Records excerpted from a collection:
>> START
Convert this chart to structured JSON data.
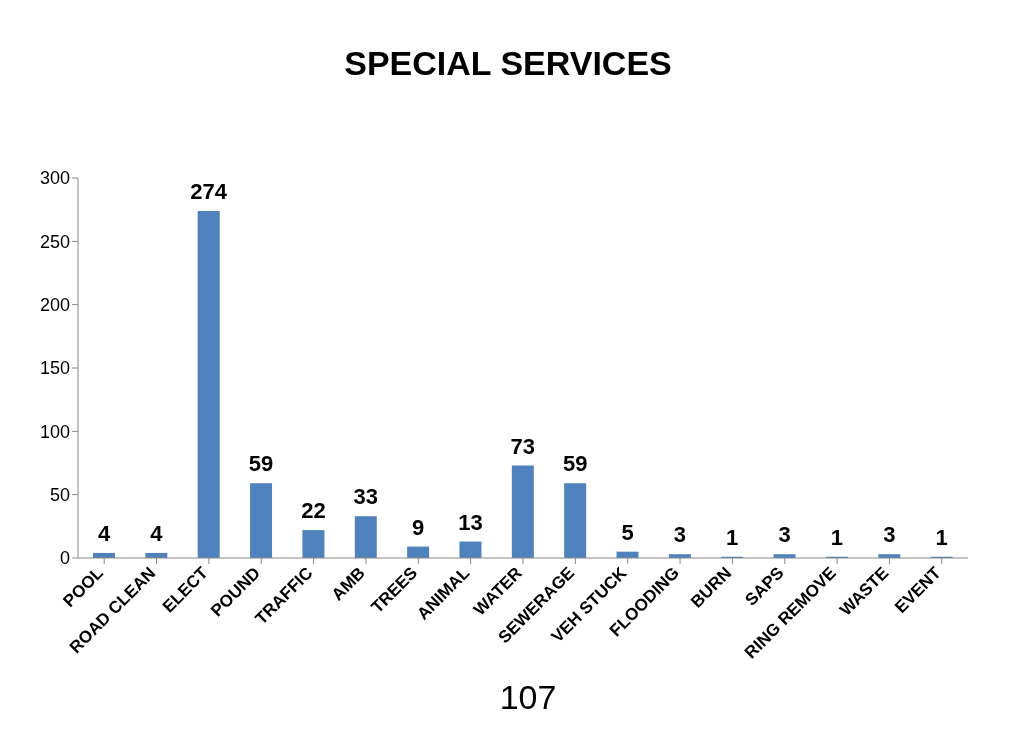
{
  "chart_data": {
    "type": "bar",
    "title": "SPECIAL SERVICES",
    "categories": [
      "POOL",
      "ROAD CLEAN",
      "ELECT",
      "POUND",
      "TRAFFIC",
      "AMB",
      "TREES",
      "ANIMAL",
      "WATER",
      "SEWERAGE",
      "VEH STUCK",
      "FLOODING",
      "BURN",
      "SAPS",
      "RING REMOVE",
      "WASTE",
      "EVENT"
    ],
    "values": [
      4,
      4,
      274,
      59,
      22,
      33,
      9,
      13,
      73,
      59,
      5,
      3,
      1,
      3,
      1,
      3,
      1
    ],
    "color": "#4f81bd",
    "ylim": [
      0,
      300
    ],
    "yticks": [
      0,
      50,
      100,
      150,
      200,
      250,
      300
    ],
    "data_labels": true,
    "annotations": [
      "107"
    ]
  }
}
>> END
GIVEN TASK: The pictures in the entries should be left out; output everything else exactly.

WORKED SOLUTION:
Convert this chart to structured JSON data.
{
  "chart_data": {
    "type": "bar",
    "title": "SPECIAL SERVICES",
    "categories": [
      "POOL",
      "ROAD CLEAN",
      "ELECT",
      "POUND",
      "TRAFFIC",
      "AMB",
      "TREES",
      "ANIMAL",
      "WATER",
      "SEWERAGE",
      "VEH STUCK",
      "FLOODING",
      "BURN",
      "SAPS",
      "RING REMOVE",
      "WASTE",
      "EVENT"
    ],
    "values": [
      4,
      4,
      274,
      59,
      22,
      33,
      9,
      13,
      73,
      59,
      5,
      3,
      1,
      3,
      1,
      3,
      1
    ],
    "color": "#4f81bd",
    "ylim": [
      0,
      300
    ],
    "yticks": [
      0,
      50,
      100,
      150,
      200,
      250,
      300
    ],
    "data_labels": true,
    "annotations": [
      "107"
    ]
  }
}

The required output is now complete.